■ RECORDS FOR THE EXERCISE

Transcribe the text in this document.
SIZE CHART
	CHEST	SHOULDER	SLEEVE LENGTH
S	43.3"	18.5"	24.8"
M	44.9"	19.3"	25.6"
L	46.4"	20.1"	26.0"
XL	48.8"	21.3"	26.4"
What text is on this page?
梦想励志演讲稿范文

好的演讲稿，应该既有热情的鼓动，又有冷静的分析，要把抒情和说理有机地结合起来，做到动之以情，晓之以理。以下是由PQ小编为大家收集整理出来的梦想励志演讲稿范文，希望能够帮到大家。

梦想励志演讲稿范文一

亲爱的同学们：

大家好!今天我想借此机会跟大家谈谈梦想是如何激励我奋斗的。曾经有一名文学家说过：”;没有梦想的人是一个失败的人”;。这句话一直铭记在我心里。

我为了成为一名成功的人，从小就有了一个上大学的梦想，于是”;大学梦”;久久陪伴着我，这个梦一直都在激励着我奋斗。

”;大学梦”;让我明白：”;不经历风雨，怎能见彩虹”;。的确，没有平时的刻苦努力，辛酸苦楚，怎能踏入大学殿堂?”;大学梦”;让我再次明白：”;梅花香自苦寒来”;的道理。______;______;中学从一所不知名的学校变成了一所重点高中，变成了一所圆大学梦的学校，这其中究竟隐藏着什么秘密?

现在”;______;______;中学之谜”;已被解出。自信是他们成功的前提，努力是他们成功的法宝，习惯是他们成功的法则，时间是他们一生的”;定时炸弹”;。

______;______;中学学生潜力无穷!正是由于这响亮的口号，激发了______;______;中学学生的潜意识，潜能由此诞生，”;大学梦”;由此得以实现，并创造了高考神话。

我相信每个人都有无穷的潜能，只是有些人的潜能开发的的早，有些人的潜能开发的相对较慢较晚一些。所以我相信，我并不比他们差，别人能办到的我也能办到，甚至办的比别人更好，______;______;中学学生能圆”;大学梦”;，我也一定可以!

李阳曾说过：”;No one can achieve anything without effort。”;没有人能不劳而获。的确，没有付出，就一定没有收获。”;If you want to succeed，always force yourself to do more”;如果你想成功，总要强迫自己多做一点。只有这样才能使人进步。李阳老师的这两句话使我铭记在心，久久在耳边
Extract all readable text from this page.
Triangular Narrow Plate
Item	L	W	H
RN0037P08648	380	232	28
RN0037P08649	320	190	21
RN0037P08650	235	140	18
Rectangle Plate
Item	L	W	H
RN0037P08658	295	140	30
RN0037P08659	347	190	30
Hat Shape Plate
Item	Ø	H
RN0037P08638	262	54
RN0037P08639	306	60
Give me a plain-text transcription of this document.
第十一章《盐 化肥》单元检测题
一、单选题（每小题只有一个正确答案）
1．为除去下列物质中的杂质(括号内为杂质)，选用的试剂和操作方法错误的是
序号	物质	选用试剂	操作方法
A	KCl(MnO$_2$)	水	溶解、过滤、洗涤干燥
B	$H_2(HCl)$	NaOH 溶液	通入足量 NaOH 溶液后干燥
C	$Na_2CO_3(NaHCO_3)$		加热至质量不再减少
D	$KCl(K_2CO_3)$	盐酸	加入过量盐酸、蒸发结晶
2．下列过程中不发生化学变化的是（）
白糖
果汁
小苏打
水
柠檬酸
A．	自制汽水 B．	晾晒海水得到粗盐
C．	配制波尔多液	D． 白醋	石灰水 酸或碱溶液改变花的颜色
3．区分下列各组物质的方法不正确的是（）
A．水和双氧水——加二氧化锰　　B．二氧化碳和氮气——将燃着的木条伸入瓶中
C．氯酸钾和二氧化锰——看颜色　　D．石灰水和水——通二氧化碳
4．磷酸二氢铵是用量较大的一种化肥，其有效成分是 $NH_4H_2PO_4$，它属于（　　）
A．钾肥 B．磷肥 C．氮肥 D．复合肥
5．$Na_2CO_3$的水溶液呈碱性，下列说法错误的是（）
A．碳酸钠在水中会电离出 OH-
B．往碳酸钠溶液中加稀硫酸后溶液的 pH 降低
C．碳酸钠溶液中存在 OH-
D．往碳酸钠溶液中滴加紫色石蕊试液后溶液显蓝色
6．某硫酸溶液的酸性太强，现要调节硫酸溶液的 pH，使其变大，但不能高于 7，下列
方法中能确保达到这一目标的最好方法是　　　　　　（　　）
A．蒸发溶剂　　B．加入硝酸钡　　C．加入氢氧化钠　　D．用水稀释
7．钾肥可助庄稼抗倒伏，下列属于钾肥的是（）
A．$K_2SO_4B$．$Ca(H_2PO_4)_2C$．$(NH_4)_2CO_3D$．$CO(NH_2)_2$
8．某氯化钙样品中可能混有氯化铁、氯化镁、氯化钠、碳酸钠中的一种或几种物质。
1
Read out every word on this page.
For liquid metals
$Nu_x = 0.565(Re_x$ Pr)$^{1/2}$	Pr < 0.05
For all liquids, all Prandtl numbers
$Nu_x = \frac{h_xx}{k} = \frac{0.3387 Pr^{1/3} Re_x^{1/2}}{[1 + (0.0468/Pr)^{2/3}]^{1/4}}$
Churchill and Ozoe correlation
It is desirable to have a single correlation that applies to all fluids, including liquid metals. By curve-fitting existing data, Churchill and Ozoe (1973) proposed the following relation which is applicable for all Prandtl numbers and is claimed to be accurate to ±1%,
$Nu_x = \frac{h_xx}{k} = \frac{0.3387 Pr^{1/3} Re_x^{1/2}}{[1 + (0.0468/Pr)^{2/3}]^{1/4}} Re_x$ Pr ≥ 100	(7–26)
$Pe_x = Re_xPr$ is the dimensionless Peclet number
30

■ THE TASK
Retype the entries one by one, exactly.

■ FULL ANSWER
Transcribe the text in this document.
SIZE CHART
	CHEST	SHOULDER	SLEEVE LENGTH
S	43.3"	18.5"	24.8"
M	44.9"	19.3"	25.6"
L	46.4"	20.1"	26.0"
XL	48.8"	21.3"	26.4"
What text is on this page?
梦想励志演讲稿范文

好的演讲稿，应该既有热情的鼓动，又有冷静的分析，要把抒情和说理有机地结合起来，做到动之以情，晓之以理。以下是由PQ小编为大家收集整理出来的梦想励志演讲稿范文，希望能够帮到大家。

梦想励志演讲稿范文一

亲爱的同学们：

大家好!今天我想借此机会跟大家谈谈梦想是如何激励我奋斗的。曾经有一名文学家说过：”;没有梦想的人是一个失败的人”;。这句话一直铭记在我心里。

我为了成为一名成功的人，从小就有了一个上大学的梦想，于是”;大学梦”;久久陪伴着我，这个梦一直都在激励着我奋斗。

”;大学梦”;让我明白：”;不经历风雨，怎能见彩虹”;。的确，没有平时的刻苦努力，辛酸苦楚，怎能踏入大学殿堂?”;大学梦”;让我再次明白：”;梅花香自苦寒来”;的道理。______;______;中学从一所不知名的学校变成了一所重点高中，变成了一所圆大学梦的学校，这其中究竟隐藏着什么秘密?

现在”;______;______;中学之谜”;已被解出。自信是他们成功的前提，努力是他们成功的法宝，习惯是他们成功的法则，时间是他们一生的”;定时炸弹”;。

______;______;中学学生潜力无穷!正是由于这响亮的口号，激发了______;______;中学学生的潜意识，潜能由此诞生，”;大学梦”;由此得以实现，并创造了高考神话。

我相信每个人都有无穷的潜能，只是有些人的潜能开发的的早，有些人的潜能开发的相对较慢较晚一些。所以我相信，我并不比他们差，别人能办到的我也能办到，甚至办的比别人更好，______;______;中学学生能圆”;大学梦”;，我也一定可以!

李阳曾说过：”;No one can achieve anything without effort。”;没有人能不劳而获。的确，没有付出，就一定没有收获。”;If you want to succeed，always force yourself to do more”;如果你想成功，总要强迫自己多做一点。只有这样才能使人进步。李阳老师的这两句话使我铭记在心，久久在耳边
Extract all readable text from this page.
Triangular Narrow Plate
Item	L	W	H
RN0037P08648	380	232	28
RN0037P08649	320	190	21
RN0037P08650	235	140	18
Rectangle Plate
Item	L	W	H
RN0037P08658	295	140	30
RN0037P08659	347	190	30
Hat Shape Plate
Item	Ø	H
RN0037P08638	262	54
RN0037P08639	306	60
Give me a plain-text transcription of this document.
第十一章《盐 化肥》单元检测题
一、单选题（每小题只有一个正确答案）
1．为除去下列物质中的杂质(括号内为杂质)，选用的试剂和操作方法错误的是
序号	物质	选用试剂	操作方法
A	KCl(MnO$_2$)	水	溶解、过滤、洗涤干燥
B	$H_2(HCl)$	NaOH 溶液	通入足量 NaOH 溶液后干燥
C	$Na_2CO_3(NaHCO_3)$		加热至质量不再减少
D	$KCl(K_2CO_3)$	盐酸	加入过量盐酸、蒸发结晶
2．下列过程中不发生化学变化的是（）
白糖
果汁
小苏打
水
柠檬酸
A．	自制汽水 B．	晾晒海水得到粗盐
C．	配制波尔多液	D． 白醋	石灰水 酸或碱溶液改变花的颜色
3．区分下列各组物质的方法不正确的是（）
A．水和双氧水——加二氧化锰　　B．二氧化碳和氮气——将燃着的木条伸入瓶中
C．氯酸钾和二氧化锰——看颜色　　D．石灰水和水——通二氧化碳
4．磷酸二氢铵是用量较大的一种化肥，其有效成分是 $NH_4H_2PO_4$，它属于（　　）
A．钾肥 B．磷肥 C．氮肥 D．复合肥
5．$Na_2CO_3$的水溶液呈碱性，下列说法错误的是（）
A．碳酸钠在水中会电离出 OH-
B．往碳酸钠溶液中加稀硫酸后溶液的 pH 降低
C．碳酸钠溶液中存在 OH-
D．往碳酸钠溶液中滴加紫色石蕊试液后溶液显蓝色
6．某硫酸溶液的酸性太强，现要调节硫酸溶液的 pH，使其变大，但不能高于 7，下列
方法中能确保达到这一目标的最好方法是　　　　　　（　　）
A．蒸发溶剂　　B．加入硝酸钡　　C．加入氢氧化钠　　D．用水稀释
7．钾肥可助庄稼抗倒伏，下列属于钾肥的是（）
A．$K_2SO_4B$．$Ca(H_2PO_4)_2C$．$(NH_4)_2CO_3D$．$CO(NH_2)_2$
8．某氯化钙样品中可能混有氯化铁、氯化镁、氯化钠、碳酸钠中的一种或几种物质。
1
Read out every word on this page.
For liquid metals
$Nu_x = 0.565(Re_x$ Pr)$^{1/2}$	Pr < 0.05
For all liquids, all Prandtl numbers
$Nu_x = \frac{h_xx}{k} = \frac{0.3387 Pr^{1/3} Re_x^{1/2}}{[1 + (0.0468/Pr)^{2/3}]^{1/4}}$
Churchill and Ozoe correlation
It is desirable to have a single correlation that applies to all fluids, including liquid metals. By curve-fitting existing data, Churchill and Ozoe (1973) proposed the following relation which is applicable for all Prandtl numbers and is claimed to be accurate to ±1%,
$Nu_x = \frac{h_xx}{k} = \frac{0.3387 Pr^{1/3} Re_x^{1/2}}{[1 + (0.0468/Pr)^{2/3}]^{1/4}} Re_x$ Pr ≥ 100	(7–26)
$Pe_x = Re_xPr$ is the dimensionless Peclet number
30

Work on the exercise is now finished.